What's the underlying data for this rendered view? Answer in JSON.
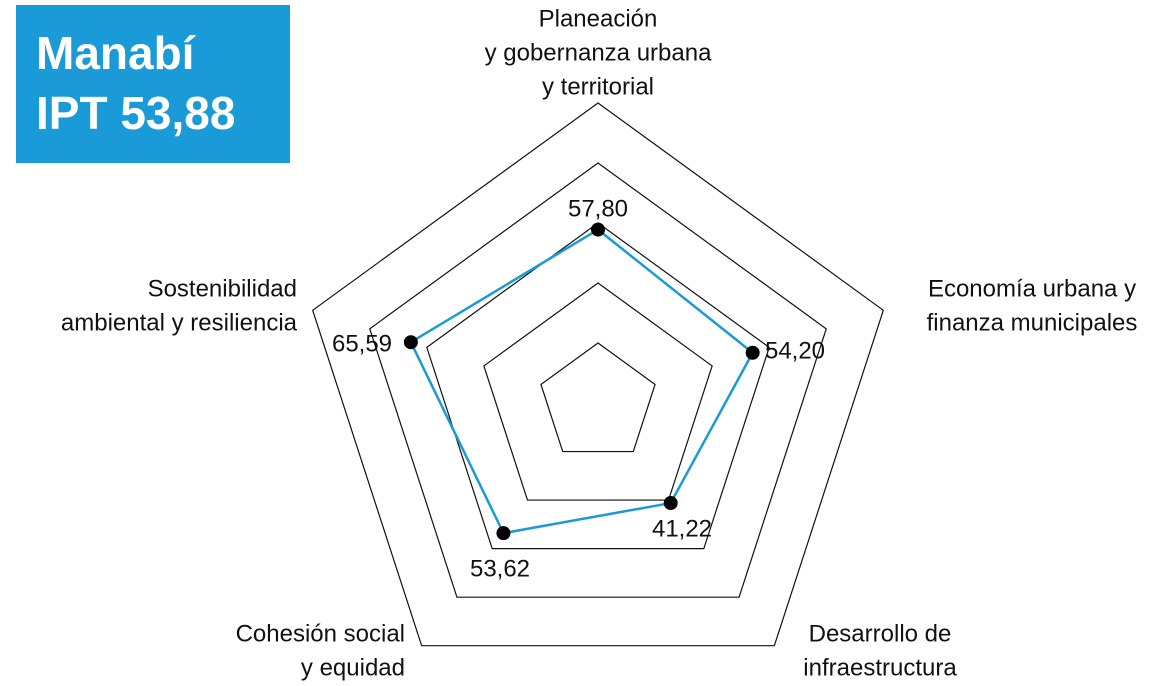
{
  "chart_data": {
    "type": "radar",
    "title": "Manabí",
    "subtitle": "IPT 53,88",
    "categories": [
      [
        "Planeación",
        "y gobernanza urbana",
        "y territorial"
      ],
      [
        "Economía urbana y",
        "finanza municipales"
      ],
      [
        "Desarrollo de",
        "infraestructura"
      ],
      [
        "Cohesión social",
        "y equidad"
      ],
      [
        "Sostenibilidad",
        "ambiental y resiliencia"
      ]
    ],
    "values": [
      57.8,
      54.2,
      41.22,
      53.62,
      65.59
    ],
    "value_labels": [
      "57,80",
      "54,20",
      "41,22",
      "53,62",
      "65,59"
    ],
    "color": "#1a9ad6",
    "rlim": [
      0,
      100
    ],
    "rticks": [
      20,
      40,
      60,
      80,
      100
    ]
  }
}
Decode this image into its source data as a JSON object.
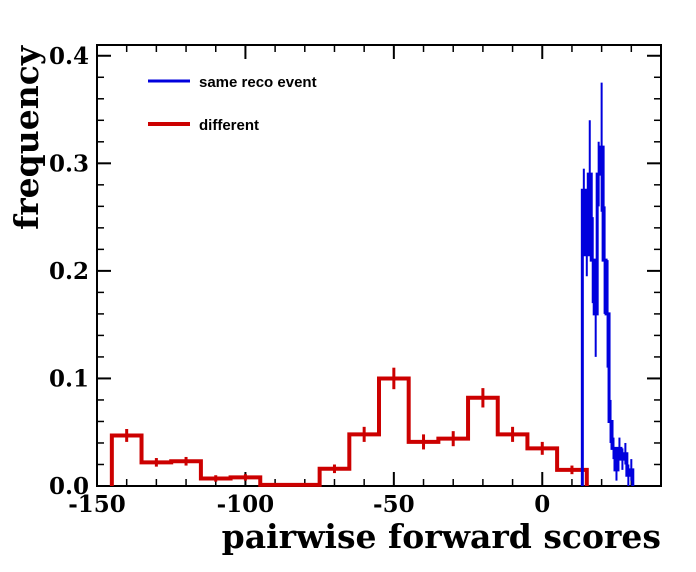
{
  "chart_data": {
    "type": "histogram",
    "xlabel": "pairwise forward scores",
    "ylabel": "frequency",
    "xlim": [
      -150,
      40
    ],
    "ylim": [
      0,
      0.41
    ],
    "x_ticks": [
      -150,
      -100,
      -50,
      0
    ],
    "x_tick_labels": [
      "-150",
      "-100",
      "-50",
      "0"
    ],
    "y_ticks": [
      0,
      0.1,
      0.2,
      0.3,
      0.4
    ],
    "y_tick_labels": [
      "0.0",
      "0.1",
      "0.2",
      "0.3",
      "0.4"
    ],
    "grid": false,
    "legend_position": "top-left",
    "series": [
      {
        "name": "same reco event",
        "color": "#0000dd",
        "line_width": 3,
        "bin_edges": [
          13.5,
          14.5,
          15.5,
          16.5,
          17.5,
          18.5,
          19.5,
          20.5,
          21.5,
          22.5,
          23.5,
          24.5,
          25.5,
          26.5,
          27.5,
          28.5,
          29.5,
          30.5
        ],
        "values": [
          0.275,
          0.215,
          0.29,
          0.21,
          0.16,
          0.29,
          0.315,
          0.21,
          0.16,
          0.06,
          0.035,
          0.015,
          0.035,
          0.025,
          0.03,
          0.01,
          0.015
        ],
        "errors": [
          0.02,
          0.02,
          0.05,
          0.04,
          0.04,
          0.03,
          0.06,
          0.05,
          0.05,
          0.02,
          0.01,
          0.01,
          0.01,
          0.01,
          0.01,
          0.01,
          0.01
        ]
      },
      {
        "name": "different",
        "color": "#cc0000",
        "line_width": 4,
        "bin_edges": [
          -145,
          -135,
          -125,
          -115,
          -105,
          -95,
          -85,
          -75,
          -65,
          -55,
          -45,
          -35,
          -25,
          -15,
          -5,
          5,
          15
        ],
        "values": [
          0.047,
          0.022,
          0.023,
          0.007,
          0.008,
          0.001,
          0.001,
          0.016,
          0.048,
          0.1,
          0.041,
          0.044,
          0.082,
          0.048,
          0.035,
          0.015
        ],
        "errors": [
          0.006,
          0.004,
          0.004,
          0.003,
          0.003,
          0.001,
          0.001,
          0.004,
          0.007,
          0.01,
          0.007,
          0.007,
          0.009,
          0.007,
          0.006,
          0.004
        ]
      }
    ]
  }
}
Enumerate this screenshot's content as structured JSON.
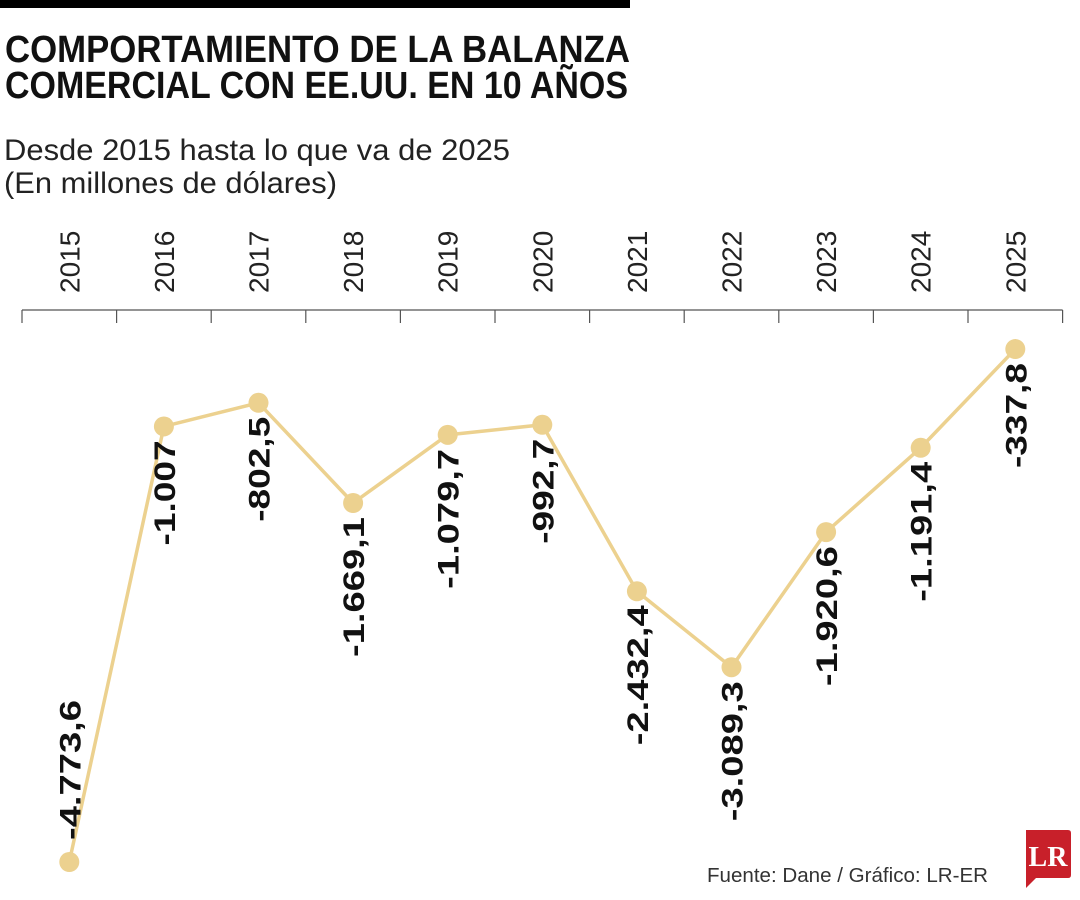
{
  "title_lines": [
    "COMPORTAMIENTO DE LA BALANZA",
    "COMERCIAL CON EE.UU. EN 10 AÑOS"
  ],
  "subtitle_lines": [
    "Desde 2015 hasta lo que va de 2025",
    "(En millones de dólares)"
  ],
  "source": "Fuente: Dane / Gráfico: LR-ER",
  "logo_text": "LR",
  "colors": {
    "line": "#ecd18f",
    "logo": "#c8202a",
    "bar": "#000000"
  },
  "chart_data": {
    "type": "line",
    "title": "COMPORTAMIENTO DE LA BALANZA COMERCIAL CON EE.UU. EN 10 AÑOS",
    "subtitle": "Desde 2015 hasta lo que va de 2025 (En millones de dólares)",
    "categories": [
      "2015",
      "2016",
      "2017",
      "2018",
      "2019",
      "2020",
      "2021",
      "2022",
      "2023",
      "2024",
      "2025"
    ],
    "values": [
      -4773.6,
      -1007,
      -802.5,
      -1669.1,
      -1079.7,
      -992.7,
      -2432.4,
      -3089.3,
      -1920.6,
      -1191.4,
      -337.8
    ],
    "labels": [
      "-4.773,6",
      "-1.007",
      "-802,5",
      "-1.669,1",
      "-1.079,7",
      "-992,7",
      "-2.432,4",
      "-3.089,3",
      "-1.920,6",
      "-1.191,4",
      "-337,8"
    ],
    "ylim": [
      -4773.6,
      0
    ],
    "axis_position": "top",
    "grid": false,
    "legend": "none"
  }
}
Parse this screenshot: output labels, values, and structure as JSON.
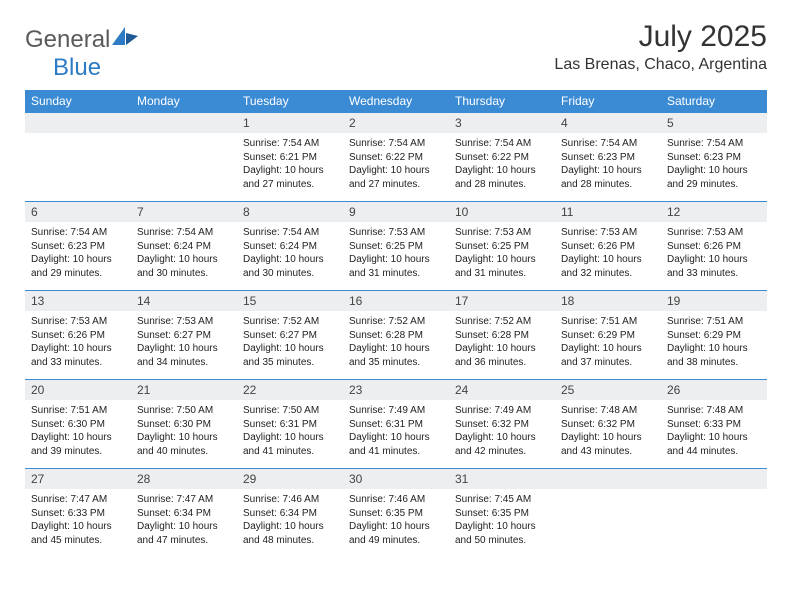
{
  "brand": {
    "part1": "General",
    "part2": "Blue"
  },
  "title": "July 2025",
  "location": "Las Brenas, Chaco, Argentina",
  "colors": {
    "header_bg": "#3b8bd4",
    "header_fg": "#ffffff",
    "daynum_bg": "#eceeef",
    "rule": "#3b8bd4",
    "logo_gray": "#5a5a5a",
    "logo_blue": "#2d7bc4"
  },
  "weekday_labels": [
    "Sunday",
    "Monday",
    "Tuesday",
    "Wednesday",
    "Thursday",
    "Friday",
    "Saturday"
  ],
  "weeks": [
    {
      "nums": [
        "",
        "",
        "1",
        "2",
        "3",
        "4",
        "5"
      ],
      "cells": [
        null,
        null,
        {
          "sunrise": "7:54 AM",
          "sunset": "6:21 PM",
          "daylight": "10 hours and 27 minutes."
        },
        {
          "sunrise": "7:54 AM",
          "sunset": "6:22 PM",
          "daylight": "10 hours and 27 minutes."
        },
        {
          "sunrise": "7:54 AM",
          "sunset": "6:22 PM",
          "daylight": "10 hours and 28 minutes."
        },
        {
          "sunrise": "7:54 AM",
          "sunset": "6:23 PM",
          "daylight": "10 hours and 28 minutes."
        },
        {
          "sunrise": "7:54 AM",
          "sunset": "6:23 PM",
          "daylight": "10 hours and 29 minutes."
        }
      ]
    },
    {
      "nums": [
        "6",
        "7",
        "8",
        "9",
        "10",
        "11",
        "12"
      ],
      "cells": [
        {
          "sunrise": "7:54 AM",
          "sunset": "6:23 PM",
          "daylight": "10 hours and 29 minutes."
        },
        {
          "sunrise": "7:54 AM",
          "sunset": "6:24 PM",
          "daylight": "10 hours and 30 minutes."
        },
        {
          "sunrise": "7:54 AM",
          "sunset": "6:24 PM",
          "daylight": "10 hours and 30 minutes."
        },
        {
          "sunrise": "7:53 AM",
          "sunset": "6:25 PM",
          "daylight": "10 hours and 31 minutes."
        },
        {
          "sunrise": "7:53 AM",
          "sunset": "6:25 PM",
          "daylight": "10 hours and 31 minutes."
        },
        {
          "sunrise": "7:53 AM",
          "sunset": "6:26 PM",
          "daylight": "10 hours and 32 minutes."
        },
        {
          "sunrise": "7:53 AM",
          "sunset": "6:26 PM",
          "daylight": "10 hours and 33 minutes."
        }
      ]
    },
    {
      "nums": [
        "13",
        "14",
        "15",
        "16",
        "17",
        "18",
        "19"
      ],
      "cells": [
        {
          "sunrise": "7:53 AM",
          "sunset": "6:26 PM",
          "daylight": "10 hours and 33 minutes."
        },
        {
          "sunrise": "7:53 AM",
          "sunset": "6:27 PM",
          "daylight": "10 hours and 34 minutes."
        },
        {
          "sunrise": "7:52 AM",
          "sunset": "6:27 PM",
          "daylight": "10 hours and 35 minutes."
        },
        {
          "sunrise": "7:52 AM",
          "sunset": "6:28 PM",
          "daylight": "10 hours and 35 minutes."
        },
        {
          "sunrise": "7:52 AM",
          "sunset": "6:28 PM",
          "daylight": "10 hours and 36 minutes."
        },
        {
          "sunrise": "7:51 AM",
          "sunset": "6:29 PM",
          "daylight": "10 hours and 37 minutes."
        },
        {
          "sunrise": "7:51 AM",
          "sunset": "6:29 PM",
          "daylight": "10 hours and 38 minutes."
        }
      ]
    },
    {
      "nums": [
        "20",
        "21",
        "22",
        "23",
        "24",
        "25",
        "26"
      ],
      "cells": [
        {
          "sunrise": "7:51 AM",
          "sunset": "6:30 PM",
          "daylight": "10 hours and 39 minutes."
        },
        {
          "sunrise": "7:50 AM",
          "sunset": "6:30 PM",
          "daylight": "10 hours and 40 minutes."
        },
        {
          "sunrise": "7:50 AM",
          "sunset": "6:31 PM",
          "daylight": "10 hours and 41 minutes."
        },
        {
          "sunrise": "7:49 AM",
          "sunset": "6:31 PM",
          "daylight": "10 hours and 41 minutes."
        },
        {
          "sunrise": "7:49 AM",
          "sunset": "6:32 PM",
          "daylight": "10 hours and 42 minutes."
        },
        {
          "sunrise": "7:48 AM",
          "sunset": "6:32 PM",
          "daylight": "10 hours and 43 minutes."
        },
        {
          "sunrise": "7:48 AM",
          "sunset": "6:33 PM",
          "daylight": "10 hours and 44 minutes."
        }
      ]
    },
    {
      "nums": [
        "27",
        "28",
        "29",
        "30",
        "31",
        "",
        ""
      ],
      "cells": [
        {
          "sunrise": "7:47 AM",
          "sunset": "6:33 PM",
          "daylight": "10 hours and 45 minutes."
        },
        {
          "sunrise": "7:47 AM",
          "sunset": "6:34 PM",
          "daylight": "10 hours and 47 minutes."
        },
        {
          "sunrise": "7:46 AM",
          "sunset": "6:34 PM",
          "daylight": "10 hours and 48 minutes."
        },
        {
          "sunrise": "7:46 AM",
          "sunset": "6:35 PM",
          "daylight": "10 hours and 49 minutes."
        },
        {
          "sunrise": "7:45 AM",
          "sunset": "6:35 PM",
          "daylight": "10 hours and 50 minutes."
        },
        null,
        null
      ]
    }
  ],
  "labels": {
    "sunrise_prefix": "Sunrise: ",
    "sunset_prefix": "Sunset: ",
    "daylight_prefix": "Daylight: "
  }
}
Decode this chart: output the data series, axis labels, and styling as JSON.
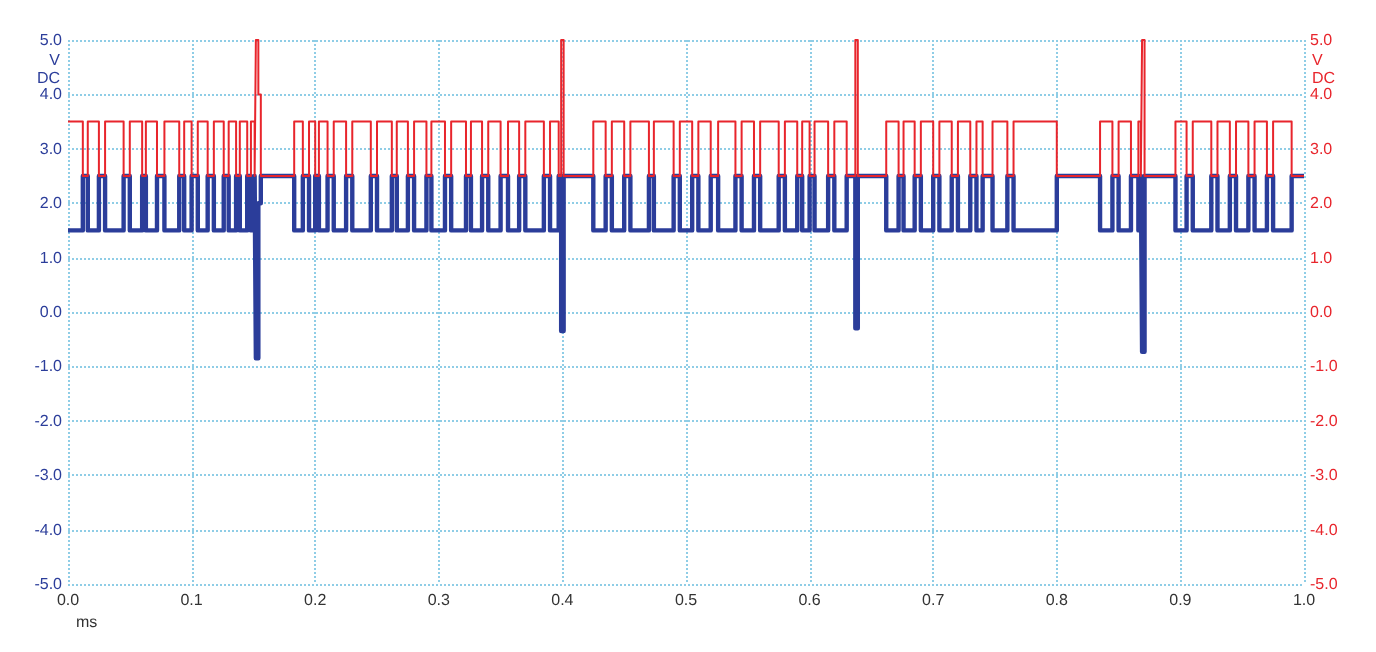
{
  "chart_data": {
    "type": "step",
    "xlabel": "ms",
    "ylabel": "V DC",
    "y2label": "V DC",
    "x": [
      0,
      0.012,
      0.016,
      0.025,
      0.03,
      0.045,
      0.05,
      0.06,
      0.063,
      0.072,
      0.078,
      0.09,
      0.094,
      0.1,
      0.105,
      0.113,
      0.118,
      0.126,
      0.13,
      0.136,
      0.139,
      0.145,
      0.148,
      0.151,
      0.152,
      0.154,
      0.156,
      0.183,
      0.19,
      0.195,
      0.2,
      0.203,
      0.21,
      0.215,
      0.225,
      0.23,
      0.245,
      0.25,
      0.262,
      0.266,
      0.275,
      0.28,
      0.29,
      0.294,
      0.305,
      0.31,
      0.322,
      0.326,
      0.335,
      0.34,
      0.35,
      0.356,
      0.365,
      0.37,
      0.385,
      0.39,
      0.397,
      0.399,
      0.401,
      0.425,
      0.435,
      0.44,
      0.45,
      0.455,
      0.47,
      0.474,
      0.49,
      0.495,
      0.505,
      0.51,
      0.52,
      0.526,
      0.54,
      0.545,
      0.555,
      0.56,
      0.575,
      0.58,
      0.59,
      0.594,
      0.6,
      0.604,
      0.615,
      0.62,
      0.63,
      0.637,
      0.639,
      0.662,
      0.672,
      0.676,
      0.685,
      0.69,
      0.7,
      0.705,
      0.715,
      0.72,
      0.73,
      0.735,
      0.74,
      0.748,
      0.76,
      0.765,
      0.8,
      0.835,
      0.845,
      0.85,
      0.86,
      0.866,
      0.868,
      0.869,
      0.871,
      0.896,
      0.905,
      0.91,
      0.925,
      0.93,
      0.94,
      0.945,
      0.955,
      0.96,
      0.97,
      0.975,
      0.99,
      1.0
    ],
    "series": [
      {
        "color": "#2b3d9a",
        "values": [
          1.5,
          2.5,
          1.5,
          2.5,
          1.5,
          2.5,
          1.5,
          2.5,
          1.5,
          2.5,
          1.5,
          2.5,
          1.5,
          2.5,
          1.5,
          2.5,
          1.5,
          2.5,
          1.5,
          2.5,
          1.5,
          2.5,
          1.5,
          2.5,
          -0.85,
          2.0,
          2.5,
          1.5,
          2.5,
          1.5,
          2.5,
          1.5,
          2.5,
          1.5,
          2.5,
          1.5,
          2.5,
          1.5,
          2.5,
          1.5,
          2.5,
          1.5,
          2.5,
          1.5,
          2.5,
          1.5,
          2.5,
          1.5,
          2.5,
          1.5,
          2.5,
          1.5,
          2.5,
          1.5,
          2.5,
          1.5,
          2.5,
          -0.35,
          2.5,
          1.5,
          2.5,
          1.5,
          2.5,
          1.5,
          2.5,
          1.5,
          2.5,
          1.5,
          2.5,
          1.5,
          2.5,
          1.5,
          2.5,
          1.5,
          2.5,
          1.5,
          2.5,
          1.5,
          2.5,
          1.5,
          2.5,
          1.5,
          2.5,
          1.5,
          2.5,
          -0.3,
          2.5,
          1.5,
          2.5,
          1.5,
          2.5,
          1.5,
          2.5,
          1.5,
          2.5,
          1.5,
          2.5,
          1.5,
          2.5,
          1.5,
          2.5,
          1.5,
          2.5,
          1.5,
          2.5,
          1.5,
          2.5,
          1.5,
          2.5,
          -0.73,
          2.5,
          1.5,
          2.5,
          1.5,
          2.5,
          1.5,
          2.5,
          1.5,
          2.5,
          1.5,
          2.5,
          1.5,
          2.5,
          2.5
        ]
      },
      {
        "color": "#e8252c",
        "axis": "y2",
        "values": [
          3.5,
          2.5,
          3.5,
          2.5,
          3.5,
          2.5,
          3.5,
          2.5,
          3.5,
          2.5,
          3.5,
          2.5,
          3.5,
          2.5,
          3.5,
          2.5,
          3.5,
          2.5,
          3.5,
          2.5,
          3.5,
          2.5,
          3.5,
          2.5,
          5.0,
          4.0,
          2.5,
          3.5,
          2.5,
          3.5,
          2.5,
          3.5,
          2.5,
          3.5,
          2.5,
          3.5,
          2.5,
          3.5,
          2.5,
          3.5,
          2.5,
          3.5,
          2.5,
          3.5,
          2.5,
          3.5,
          2.5,
          3.5,
          2.5,
          3.5,
          2.5,
          3.5,
          2.5,
          3.5,
          2.5,
          3.5,
          2.5,
          5.0,
          2.5,
          3.5,
          2.5,
          3.5,
          2.5,
          3.5,
          2.5,
          3.5,
          2.5,
          3.5,
          2.5,
          3.5,
          2.5,
          3.5,
          2.5,
          3.5,
          2.5,
          3.5,
          2.5,
          3.5,
          2.5,
          3.5,
          2.5,
          3.5,
          2.5,
          3.5,
          2.5,
          5.0,
          2.5,
          3.5,
          2.5,
          3.5,
          2.5,
          3.5,
          2.5,
          3.5,
          2.5,
          3.5,
          2.5,
          3.5,
          2.5,
          3.5,
          2.5,
          3.5,
          2.5,
          3.5,
          2.5,
          3.5,
          2.5,
          3.5,
          2.5,
          5.0,
          2.5,
          3.5,
          2.5,
          3.5,
          2.5,
          3.5,
          2.5,
          3.5,
          2.5,
          3.5,
          2.5,
          3.5,
          2.5,
          2.5
        ]
      }
    ],
    "xlim": [
      0,
      1
    ],
    "xticks": [
      {
        "value": 0,
        "label": "0.0"
      },
      0.1,
      0.2,
      0.3,
      0.4,
      0.5,
      0.6,
      0.7,
      0.8,
      0.9,
      {
        "value": 1,
        "label": "1.0"
      }
    ],
    "ylim": [
      -5,
      5
    ],
    "yticks": [
      {
        "value": -5,
        "label": "-5.0"
      },
      {
        "value": -4,
        "label": "-4.0"
      },
      {
        "value": -3,
        "label": "-3.0"
      },
      {
        "value": -2,
        "label": "-2.0"
      },
      {
        "value": -1,
        "label": "-1.0"
      },
      {
        "value": 0,
        "label": "0.0"
      },
      {
        "value": 1,
        "label": "1.0"
      },
      {
        "value": 2,
        "label": "2.0"
      },
      {
        "value": 3,
        "label": "3.0"
      },
      {
        "value": 4,
        "label": "4.0"
      },
      {
        "value": 5,
        "label": "5.0"
      }
    ],
    "y2lim": [
      -5,
      5
    ],
    "y2ticks": [
      {
        "value": -5,
        "label": "-5.0"
      },
      {
        "value": -4,
        "label": "-4.0"
      },
      {
        "value": -3,
        "label": "-3.0"
      },
      {
        "value": -2,
        "label": "-2.0"
      },
      {
        "value": -1,
        "label": "-1.0"
      },
      {
        "value": 0,
        "label": "0.0"
      },
      {
        "value": 1,
        "label": "1.0"
      },
      {
        "value": 2,
        "label": "2.0"
      },
      {
        "value": 3,
        "label": "3.0"
      },
      {
        "value": 4,
        "label": "4.0"
      },
      {
        "value": 5,
        "label": "5.0"
      }
    ],
    "grid": true,
    "line_style": "solid",
    "marker": "none"
  }
}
....................
# What is asked
Report how many lines of the listing hold the string "output", giving only the number.

# Answer in full
2